Saved entries:
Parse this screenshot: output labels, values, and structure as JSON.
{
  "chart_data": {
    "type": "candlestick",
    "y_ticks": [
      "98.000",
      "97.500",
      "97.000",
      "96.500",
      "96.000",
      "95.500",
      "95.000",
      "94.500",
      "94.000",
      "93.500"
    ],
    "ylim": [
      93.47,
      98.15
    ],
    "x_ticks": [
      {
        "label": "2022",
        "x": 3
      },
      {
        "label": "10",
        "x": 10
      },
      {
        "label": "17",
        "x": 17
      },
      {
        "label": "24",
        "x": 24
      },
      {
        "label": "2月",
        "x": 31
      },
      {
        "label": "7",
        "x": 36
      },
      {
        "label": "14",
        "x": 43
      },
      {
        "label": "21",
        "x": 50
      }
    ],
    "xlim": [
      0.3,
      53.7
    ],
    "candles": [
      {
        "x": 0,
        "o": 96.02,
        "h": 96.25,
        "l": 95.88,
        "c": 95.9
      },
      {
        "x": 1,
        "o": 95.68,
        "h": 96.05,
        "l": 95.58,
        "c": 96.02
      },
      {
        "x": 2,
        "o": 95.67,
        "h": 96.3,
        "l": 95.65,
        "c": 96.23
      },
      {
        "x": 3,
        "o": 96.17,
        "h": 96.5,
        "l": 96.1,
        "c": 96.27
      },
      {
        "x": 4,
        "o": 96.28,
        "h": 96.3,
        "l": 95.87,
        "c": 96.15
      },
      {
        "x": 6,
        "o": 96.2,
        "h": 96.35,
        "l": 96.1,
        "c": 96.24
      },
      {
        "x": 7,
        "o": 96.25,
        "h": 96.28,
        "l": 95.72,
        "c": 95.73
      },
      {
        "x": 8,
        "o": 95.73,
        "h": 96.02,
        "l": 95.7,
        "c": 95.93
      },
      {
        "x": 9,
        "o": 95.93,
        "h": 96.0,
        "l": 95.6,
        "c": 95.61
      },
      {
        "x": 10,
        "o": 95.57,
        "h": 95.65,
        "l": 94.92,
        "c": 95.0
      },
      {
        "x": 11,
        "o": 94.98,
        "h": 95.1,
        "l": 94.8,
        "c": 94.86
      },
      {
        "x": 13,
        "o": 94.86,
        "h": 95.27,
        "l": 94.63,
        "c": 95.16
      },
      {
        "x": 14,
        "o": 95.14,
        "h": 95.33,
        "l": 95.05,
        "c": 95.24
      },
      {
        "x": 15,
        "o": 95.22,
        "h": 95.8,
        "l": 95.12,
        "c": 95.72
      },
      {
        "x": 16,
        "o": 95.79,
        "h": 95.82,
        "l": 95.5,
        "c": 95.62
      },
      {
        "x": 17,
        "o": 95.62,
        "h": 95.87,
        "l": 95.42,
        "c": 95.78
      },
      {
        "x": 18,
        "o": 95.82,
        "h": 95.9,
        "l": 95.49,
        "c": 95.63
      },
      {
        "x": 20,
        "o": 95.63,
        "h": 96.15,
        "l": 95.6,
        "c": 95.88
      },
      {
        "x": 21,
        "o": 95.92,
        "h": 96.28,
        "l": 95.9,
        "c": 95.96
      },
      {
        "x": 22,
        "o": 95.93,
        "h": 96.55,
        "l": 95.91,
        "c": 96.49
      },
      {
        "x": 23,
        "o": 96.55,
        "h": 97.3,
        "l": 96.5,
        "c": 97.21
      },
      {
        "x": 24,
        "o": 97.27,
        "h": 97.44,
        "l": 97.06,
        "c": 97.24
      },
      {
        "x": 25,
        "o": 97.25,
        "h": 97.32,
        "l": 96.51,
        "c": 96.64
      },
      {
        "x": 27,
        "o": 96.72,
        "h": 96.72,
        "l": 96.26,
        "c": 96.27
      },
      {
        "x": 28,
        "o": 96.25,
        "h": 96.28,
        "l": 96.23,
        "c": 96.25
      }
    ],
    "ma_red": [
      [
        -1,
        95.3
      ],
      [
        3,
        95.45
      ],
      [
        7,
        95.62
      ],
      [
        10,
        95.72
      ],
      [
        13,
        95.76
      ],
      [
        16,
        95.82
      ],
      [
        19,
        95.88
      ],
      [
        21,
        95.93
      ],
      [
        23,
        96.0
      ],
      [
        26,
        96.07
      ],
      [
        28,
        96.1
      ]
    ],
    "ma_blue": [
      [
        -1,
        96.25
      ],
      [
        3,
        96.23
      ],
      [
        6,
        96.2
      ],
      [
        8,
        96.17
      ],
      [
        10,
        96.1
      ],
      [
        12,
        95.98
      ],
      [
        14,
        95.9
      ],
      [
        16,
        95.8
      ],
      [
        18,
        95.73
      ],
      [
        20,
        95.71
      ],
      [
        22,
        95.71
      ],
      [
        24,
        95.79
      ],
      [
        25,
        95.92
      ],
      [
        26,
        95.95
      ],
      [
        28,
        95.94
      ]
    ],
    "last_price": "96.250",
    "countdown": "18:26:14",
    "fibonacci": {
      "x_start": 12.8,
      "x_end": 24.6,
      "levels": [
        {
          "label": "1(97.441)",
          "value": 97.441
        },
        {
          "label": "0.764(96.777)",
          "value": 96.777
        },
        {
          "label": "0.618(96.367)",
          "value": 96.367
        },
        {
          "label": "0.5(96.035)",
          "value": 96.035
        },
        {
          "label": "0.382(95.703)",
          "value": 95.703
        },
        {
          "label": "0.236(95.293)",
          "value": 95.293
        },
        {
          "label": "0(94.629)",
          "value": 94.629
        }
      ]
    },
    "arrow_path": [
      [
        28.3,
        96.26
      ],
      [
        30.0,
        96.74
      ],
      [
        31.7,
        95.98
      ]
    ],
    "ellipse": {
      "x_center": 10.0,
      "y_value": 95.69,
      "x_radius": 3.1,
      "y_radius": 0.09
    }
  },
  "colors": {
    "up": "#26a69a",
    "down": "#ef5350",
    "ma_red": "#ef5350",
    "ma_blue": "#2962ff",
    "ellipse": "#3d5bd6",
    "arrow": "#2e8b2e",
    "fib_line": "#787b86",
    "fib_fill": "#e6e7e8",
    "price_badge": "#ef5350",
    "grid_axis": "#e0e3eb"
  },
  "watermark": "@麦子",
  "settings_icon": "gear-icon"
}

▶ Instruction
Repeat the records exactly, including every line.

▶ Output of the task
Parse this screenshot: output labels, values, and structure as JSON.
{
  "chart_data": {
    "type": "candlestick",
    "y_ticks": [
      "98.000",
      "97.500",
      "97.000",
      "96.500",
      "96.000",
      "95.500",
      "95.000",
      "94.500",
      "94.000",
      "93.500"
    ],
    "ylim": [
      93.47,
      98.15
    ],
    "x_ticks": [
      {
        "label": "2022",
        "x": 3
      },
      {
        "label": "10",
        "x": 10
      },
      {
        "label": "17",
        "x": 17
      },
      {
        "label": "24",
        "x": 24
      },
      {
        "label": "2月",
        "x": 31
      },
      {
        "label": "7",
        "x": 36
      },
      {
        "label": "14",
        "x": 43
      },
      {
        "label": "21",
        "x": 50
      }
    ],
    "xlim": [
      0.3,
      53.7
    ],
    "candles": [
      {
        "x": 0,
        "o": 96.02,
        "h": 96.25,
        "l": 95.88,
        "c": 95.9
      },
      {
        "x": 1,
        "o": 95.68,
        "h": 96.05,
        "l": 95.58,
        "c": 96.02
      },
      {
        "x": 2,
        "o": 95.67,
        "h": 96.3,
        "l": 95.65,
        "c": 96.23
      },
      {
        "x": 3,
        "o": 96.17,
        "h": 96.5,
        "l": 96.1,
        "c": 96.27
      },
      {
        "x": 4,
        "o": 96.28,
        "h": 96.3,
        "l": 95.87,
        "c": 96.15
      },
      {
        "x": 6,
        "o": 96.2,
        "h": 96.35,
        "l": 96.1,
        "c": 96.24
      },
      {
        "x": 7,
        "o": 96.25,
        "h": 96.28,
        "l": 95.72,
        "c": 95.73
      },
      {
        "x": 8,
        "o": 95.73,
        "h": 96.02,
        "l": 95.7,
        "c": 95.93
      },
      {
        "x": 9,
        "o": 95.93,
        "h": 96.0,
        "l": 95.6,
        "c": 95.61
      },
      {
        "x": 10,
        "o": 95.57,
        "h": 95.65,
        "l": 94.92,
        "c": 95.0
      },
      {
        "x": 11,
        "o": 94.98,
        "h": 95.1,
        "l": 94.8,
        "c": 94.86
      },
      {
        "x": 13,
        "o": 94.86,
        "h": 95.27,
        "l": 94.63,
        "c": 95.16
      },
      {
        "x": 14,
        "o": 95.14,
        "h": 95.33,
        "l": 95.05,
        "c": 95.24
      },
      {
        "x": 15,
        "o": 95.22,
        "h": 95.8,
        "l": 95.12,
        "c": 95.72
      },
      {
        "x": 16,
        "o": 95.79,
        "h": 95.82,
        "l": 95.5,
        "c": 95.62
      },
      {
        "x": 17,
        "o": 95.62,
        "h": 95.87,
        "l": 95.42,
        "c": 95.78
      },
      {
        "x": 18,
        "o": 95.82,
        "h": 95.9,
        "l": 95.49,
        "c": 95.63
      },
      {
        "x": 20,
        "o": 95.63,
        "h": 96.15,
        "l": 95.6,
        "c": 95.88
      },
      {
        "x": 21,
        "o": 95.92,
        "h": 96.28,
        "l": 95.9,
        "c": 95.96
      },
      {
        "x": 22,
        "o": 95.93,
        "h": 96.55,
        "l": 95.91,
        "c": 96.49
      },
      {
        "x": 23,
        "o": 96.55,
        "h": 97.3,
        "l": 96.5,
        "c": 97.21
      },
      {
        "x": 24,
        "o": 97.27,
        "h": 97.44,
        "l": 97.06,
        "c": 97.24
      },
      {
        "x": 25,
        "o": 97.25,
        "h": 97.32,
        "l": 96.51,
        "c": 96.64
      },
      {
        "x": 27,
        "o": 96.72,
        "h": 96.72,
        "l": 96.26,
        "c": 96.27
      },
      {
        "x": 28,
        "o": 96.25,
        "h": 96.28,
        "l": 96.23,
        "c": 96.25
      }
    ],
    "ma_red": [
      [
        -1,
        95.3
      ],
      [
        3,
        95.45
      ],
      [
        7,
        95.62
      ],
      [
        10,
        95.72
      ],
      [
        13,
        95.76
      ],
      [
        16,
        95.82
      ],
      [
        19,
        95.88
      ],
      [
        21,
        95.93
      ],
      [
        23,
        96.0
      ],
      [
        26,
        96.07
      ],
      [
        28,
        96.1
      ]
    ],
    "ma_blue": [
      [
        -1,
        96.25
      ],
      [
        3,
        96.23
      ],
      [
        6,
        96.2
      ],
      [
        8,
        96.17
      ],
      [
        10,
        96.1
      ],
      [
        12,
        95.98
      ],
      [
        14,
        95.9
      ],
      [
        16,
        95.8
      ],
      [
        18,
        95.73
      ],
      [
        20,
        95.71
      ],
      [
        22,
        95.71
      ],
      [
        24,
        95.79
      ],
      [
        25,
        95.92
      ],
      [
        26,
        95.95
      ],
      [
        28,
        95.94
      ]
    ],
    "last_price": "96.250",
    "countdown": "18:26:14",
    "fibonacci": {
      "x_start": 12.8,
      "x_end": 24.6,
      "levels": [
        {
          "label": "1(97.441)",
          "value": 97.441
        },
        {
          "label": "0.764(96.777)",
          "value": 96.777
        },
        {
          "label": "0.618(96.367)",
          "value": 96.367
        },
        {
          "label": "0.5(96.035)",
          "value": 96.035
        },
        {
          "label": "0.382(95.703)",
          "value": 95.703
        },
        {
          "label": "0.236(95.293)",
          "value": 95.293
        },
        {
          "label": "0(94.629)",
          "value": 94.629
        }
      ]
    },
    "arrow_path": [
      [
        28.3,
        96.26
      ],
      [
        30.0,
        96.74
      ],
      [
        31.7,
        95.98
      ]
    ],
    "ellipse": {
      "x_center": 10.0,
      "y_value": 95.69,
      "x_radius": 3.1,
      "y_radius": 0.09
    }
  },
  "colors": {
    "up": "#26a69a",
    "down": "#ef5350",
    "ma_red": "#ef5350",
    "ma_blue": "#2962ff",
    "ellipse": "#3d5bd6",
    "arrow": "#2e8b2e",
    "fib_line": "#787b86",
    "fib_fill": "#e6e7e8",
    "price_badge": "#ef5350",
    "grid_axis": "#e0e3eb"
  },
  "watermark": "@麦子",
  "settings_icon": "gear-icon"
}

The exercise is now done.